Write out the data below in full, unchanged, minus the images.
— begin —
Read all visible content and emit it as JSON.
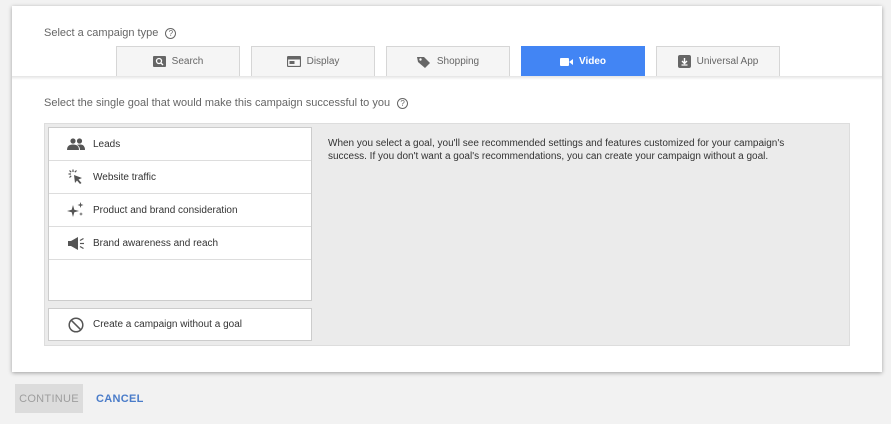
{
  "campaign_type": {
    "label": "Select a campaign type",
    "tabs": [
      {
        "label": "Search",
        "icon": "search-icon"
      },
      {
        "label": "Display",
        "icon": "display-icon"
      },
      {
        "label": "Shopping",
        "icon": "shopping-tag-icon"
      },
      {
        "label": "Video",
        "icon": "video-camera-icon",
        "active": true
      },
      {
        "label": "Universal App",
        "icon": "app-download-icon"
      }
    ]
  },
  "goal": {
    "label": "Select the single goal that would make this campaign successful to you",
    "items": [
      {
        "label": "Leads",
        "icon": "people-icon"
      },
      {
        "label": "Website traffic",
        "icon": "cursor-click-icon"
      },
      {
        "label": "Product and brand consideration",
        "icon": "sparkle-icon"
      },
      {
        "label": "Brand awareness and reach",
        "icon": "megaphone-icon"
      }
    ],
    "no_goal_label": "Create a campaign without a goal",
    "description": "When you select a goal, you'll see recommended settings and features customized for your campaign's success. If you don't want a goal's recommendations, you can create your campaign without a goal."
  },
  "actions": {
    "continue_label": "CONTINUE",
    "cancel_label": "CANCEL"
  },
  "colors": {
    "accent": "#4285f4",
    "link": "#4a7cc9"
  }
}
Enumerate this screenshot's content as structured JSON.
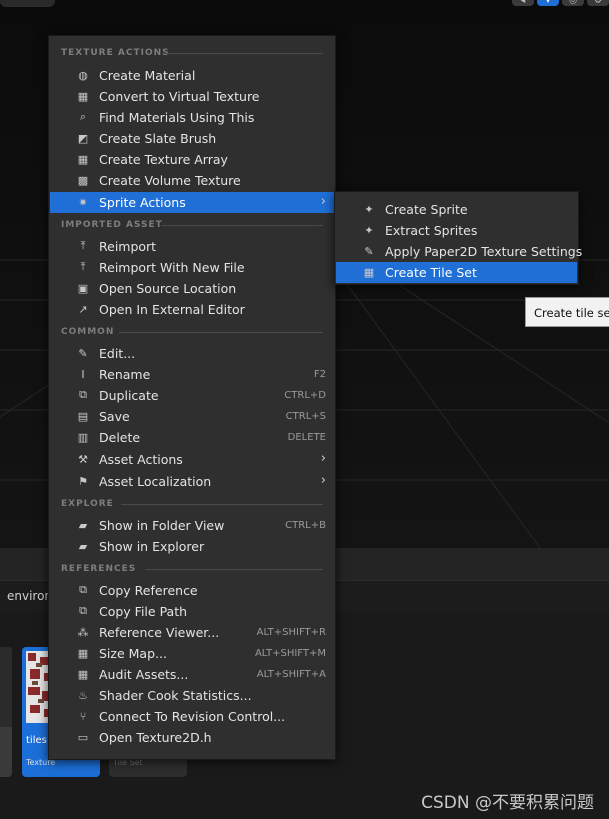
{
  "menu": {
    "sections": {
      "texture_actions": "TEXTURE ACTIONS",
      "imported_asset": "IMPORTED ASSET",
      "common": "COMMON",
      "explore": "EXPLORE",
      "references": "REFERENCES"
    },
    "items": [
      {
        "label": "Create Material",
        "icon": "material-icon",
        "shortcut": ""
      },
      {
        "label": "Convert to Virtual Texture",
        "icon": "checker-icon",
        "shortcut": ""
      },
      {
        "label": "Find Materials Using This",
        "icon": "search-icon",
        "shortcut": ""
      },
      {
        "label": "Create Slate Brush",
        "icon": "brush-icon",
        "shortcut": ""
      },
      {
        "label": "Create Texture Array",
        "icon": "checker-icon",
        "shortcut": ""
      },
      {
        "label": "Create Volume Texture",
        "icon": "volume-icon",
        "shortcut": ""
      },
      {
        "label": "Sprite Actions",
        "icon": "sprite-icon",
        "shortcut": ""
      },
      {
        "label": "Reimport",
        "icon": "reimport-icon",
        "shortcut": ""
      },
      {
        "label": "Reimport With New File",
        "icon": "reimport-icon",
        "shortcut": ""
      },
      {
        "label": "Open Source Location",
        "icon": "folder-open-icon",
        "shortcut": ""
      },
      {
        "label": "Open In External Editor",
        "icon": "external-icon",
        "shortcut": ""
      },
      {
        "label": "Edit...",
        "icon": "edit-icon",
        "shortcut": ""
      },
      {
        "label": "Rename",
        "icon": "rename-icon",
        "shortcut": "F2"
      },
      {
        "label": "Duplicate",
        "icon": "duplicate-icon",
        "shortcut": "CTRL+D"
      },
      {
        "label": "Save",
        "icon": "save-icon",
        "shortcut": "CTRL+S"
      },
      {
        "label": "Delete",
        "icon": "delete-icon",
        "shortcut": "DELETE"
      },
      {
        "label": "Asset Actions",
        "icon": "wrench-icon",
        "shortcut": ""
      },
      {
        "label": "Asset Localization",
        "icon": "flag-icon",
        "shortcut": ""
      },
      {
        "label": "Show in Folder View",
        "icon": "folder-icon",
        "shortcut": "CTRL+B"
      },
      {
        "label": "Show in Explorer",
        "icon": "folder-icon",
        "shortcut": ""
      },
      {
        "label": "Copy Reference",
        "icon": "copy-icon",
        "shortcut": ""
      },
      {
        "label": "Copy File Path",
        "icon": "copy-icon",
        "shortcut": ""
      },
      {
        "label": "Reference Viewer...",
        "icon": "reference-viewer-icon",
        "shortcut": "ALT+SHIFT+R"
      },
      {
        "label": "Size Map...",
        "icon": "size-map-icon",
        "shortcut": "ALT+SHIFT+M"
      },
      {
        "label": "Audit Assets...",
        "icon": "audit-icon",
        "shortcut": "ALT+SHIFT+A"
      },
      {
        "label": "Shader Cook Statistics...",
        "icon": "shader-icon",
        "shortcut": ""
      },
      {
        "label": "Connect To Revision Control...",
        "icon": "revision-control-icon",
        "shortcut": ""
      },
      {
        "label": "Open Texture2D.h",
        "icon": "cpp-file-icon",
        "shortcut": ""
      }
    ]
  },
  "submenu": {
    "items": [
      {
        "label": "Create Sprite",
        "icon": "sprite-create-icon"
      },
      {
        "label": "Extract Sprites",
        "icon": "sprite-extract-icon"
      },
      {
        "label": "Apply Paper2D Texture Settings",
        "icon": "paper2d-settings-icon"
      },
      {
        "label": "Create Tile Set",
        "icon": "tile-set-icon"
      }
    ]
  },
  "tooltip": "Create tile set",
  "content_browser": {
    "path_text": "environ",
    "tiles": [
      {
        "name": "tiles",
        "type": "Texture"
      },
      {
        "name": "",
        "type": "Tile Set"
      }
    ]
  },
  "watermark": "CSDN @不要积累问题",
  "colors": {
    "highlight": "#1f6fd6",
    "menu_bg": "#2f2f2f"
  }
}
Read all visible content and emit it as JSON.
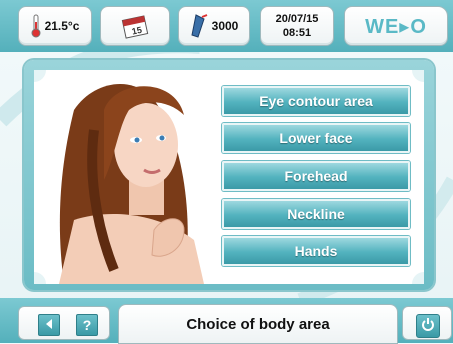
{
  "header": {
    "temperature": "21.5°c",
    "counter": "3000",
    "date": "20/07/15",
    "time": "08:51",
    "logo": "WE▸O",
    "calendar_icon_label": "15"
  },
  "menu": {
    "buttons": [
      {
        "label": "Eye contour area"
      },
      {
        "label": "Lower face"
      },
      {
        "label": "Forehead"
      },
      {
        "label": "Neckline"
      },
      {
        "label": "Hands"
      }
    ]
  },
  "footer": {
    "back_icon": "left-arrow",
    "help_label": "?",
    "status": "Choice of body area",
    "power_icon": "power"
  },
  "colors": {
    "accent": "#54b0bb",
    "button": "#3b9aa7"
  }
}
— end —
» **RESPONSE FOR THIS EXERCISE**:
Read all visible content and emit it as JSON.
{
  "campaign_type": {
    "label": "Select a campaign type",
    "tabs": [
      {
        "label": "Search",
        "icon": "search-icon"
      },
      {
        "label": "Display",
        "icon": "display-icon"
      },
      {
        "label": "Shopping",
        "icon": "shopping-tag-icon"
      },
      {
        "label": "Video",
        "icon": "video-camera-icon",
        "active": true
      },
      {
        "label": "Universal App",
        "icon": "app-download-icon"
      }
    ]
  },
  "goal": {
    "label": "Select the single goal that would make this campaign successful to you",
    "items": [
      {
        "label": "Leads",
        "icon": "people-icon"
      },
      {
        "label": "Website traffic",
        "icon": "cursor-click-icon"
      },
      {
        "label": "Product and brand consideration",
        "icon": "sparkle-icon"
      },
      {
        "label": "Brand awareness and reach",
        "icon": "megaphone-icon"
      }
    ],
    "no_goal_label": "Create a campaign without a goal",
    "description": "When you select a goal, you'll see recommended settings and features customized for your campaign's success. If you don't want a goal's recommendations, you can create your campaign without a goal."
  },
  "actions": {
    "continue_label": "CONTINUE",
    "cancel_label": "CANCEL"
  },
  "colors": {
    "accent": "#4285f4",
    "link": "#4a7cc9"
  }
}
Enumerate this screenshot's content as structured JSON.
{
  "menu": {
    "sections": {
      "texture_actions": "TEXTURE ACTIONS",
      "imported_asset": "IMPORTED ASSET",
      "common": "COMMON",
      "explore": "EXPLORE",
      "references": "REFERENCES"
    },
    "items": [
      {
        "label": "Create Material",
        "icon": "material-icon",
        "shortcut": ""
      },
      {
        "label": "Convert to Virtual Texture",
        "icon": "checker-icon",
        "shortcut": ""
      },
      {
        "label": "Find Materials Using This",
        "icon": "search-icon",
        "shortcut": ""
      },
      {
        "label": "Create Slate Brush",
        "icon": "brush-icon",
        "shortcut": ""
      },
      {
        "label": "Create Texture Array",
        "icon": "checker-icon",
        "shortcut": ""
      },
      {
        "label": "Create Volume Texture",
        "icon": "volume-icon",
        "shortcut": ""
      },
      {
        "label": "Sprite Actions",
        "icon": "sprite-icon",
        "shortcut": ""
      },
      {
        "label": "Reimport",
        "icon": "reimport-icon",
        "shortcut": ""
      },
      {
        "label": "Reimport With New File",
        "icon": "reimport-icon",
        "shortcut": ""
      },
      {
        "label": "Open Source Location",
        "icon": "folder-open-icon",
        "shortcut": ""
      },
      {
        "label": "Open In External Editor",
        "icon": "external-icon",
        "shortcut": ""
      },
      {
        "label": "Edit...",
        "icon": "edit-icon",
        "shortcut": ""
      },
      {
        "label": "Rename",
        "icon": "rename-icon",
        "shortcut": "F2"
      },
      {
        "label": "Duplicate",
        "icon": "duplicate-icon",
        "shortcut": "CTRL+D"
      },
      {
        "label": "Save",
        "icon": "save-icon",
        "shortcut": "CTRL+S"
      },
      {
        "label": "Delete",
        "icon": "delete-icon",
        "shortcut": "DELETE"
      },
      {
        "label": "Asset Actions",
        "icon": "wrench-icon",
        "shortcut": ""
      },
      {
        "label": "Asset Localization",
        "icon": "flag-icon",
        "shortcut": ""
      },
      {
        "label": "Show in Folder View",
        "icon": "folder-icon",
        "shortcut": "CTRL+B"
      },
      {
        "label": "Show in Explorer",
        "icon": "folder-icon",
        "shortcut": ""
      },
      {
        "label": "Copy Reference",
        "icon": "copy-icon",
        "shortcut": ""
      },
      {
        "label": "Copy File Path",
        "icon": "copy-icon",
        "shortcut": ""
      },
      {
        "label": "Reference Viewer...",
        "icon": "reference-viewer-icon",
        "shortcut": "ALT+SHIFT+R"
      },
      {
        "label": "Size Map...",
        "icon": "size-map-icon",
        "shortcut": "ALT+SHIFT+M"
      },
      {
        "label": "Audit Assets...",
        "icon": "audit-icon",
        "shortcut": "ALT+SHIFT+A"
      },
      {
        "label": "Shader Cook Statistics...",
        "icon": "shader-icon",
        "shortcut": ""
      },
      {
        "label": "Connect To Revision Control...",
        "icon": "revision-control-icon",
        "shortcut": ""
      },
      {
        "label": "Open Texture2D.h",
        "icon": "cpp-file-icon",
        "shortcut": ""
      }
    ]
  },
  "submenu": {
    "items": [
      {
        "label": "Create Sprite",
        "icon": "sprite-create-icon"
      },
      {
        "label": "Extract Sprites",
        "icon": "sprite-extract-icon"
      },
      {
        "label": "Apply Paper2D Texture Settings",
        "icon": "paper2d-settings-icon"
      },
      {
        "label": "Create Tile Set",
        "icon": "tile-set-icon"
      }
    ]
  },
  "tooltip": "Create tile set",
  "content_browser": {
    "path_text": "environ",
    "tiles": [
      {
        "name": "tiles",
        "type": "Texture"
      },
      {
        "name": "",
        "type": "Tile Set"
      }
    ]
  },
  "watermark": "CSDN @不要积累问题",
  "colors": {
    "highlight": "#1f6fd6",
    "menu_bg": "#2f2f2f"
  }
}
Read all visible content and emit it as JSON.
{
  "header": {
    "temperature": "21.5°c",
    "counter": "3000",
    "date": "20/07/15",
    "time": "08:51",
    "logo": "WE▸O",
    "calendar_icon_label": "15"
  },
  "menu": {
    "buttons": [
      {
        "label": "Eye contour area"
      },
      {
        "label": "Lower face"
      },
      {
        "label": "Forehead"
      },
      {
        "label": "Neckline"
      },
      {
        "label": "Hands"
      }
    ]
  },
  "footer": {
    "back_icon": "left-arrow",
    "help_label": "?",
    "status": "Choice of body area",
    "power_icon": "power"
  },
  "colors": {
    "accent": "#54b0bb",
    "button": "#3b9aa7"
  }
}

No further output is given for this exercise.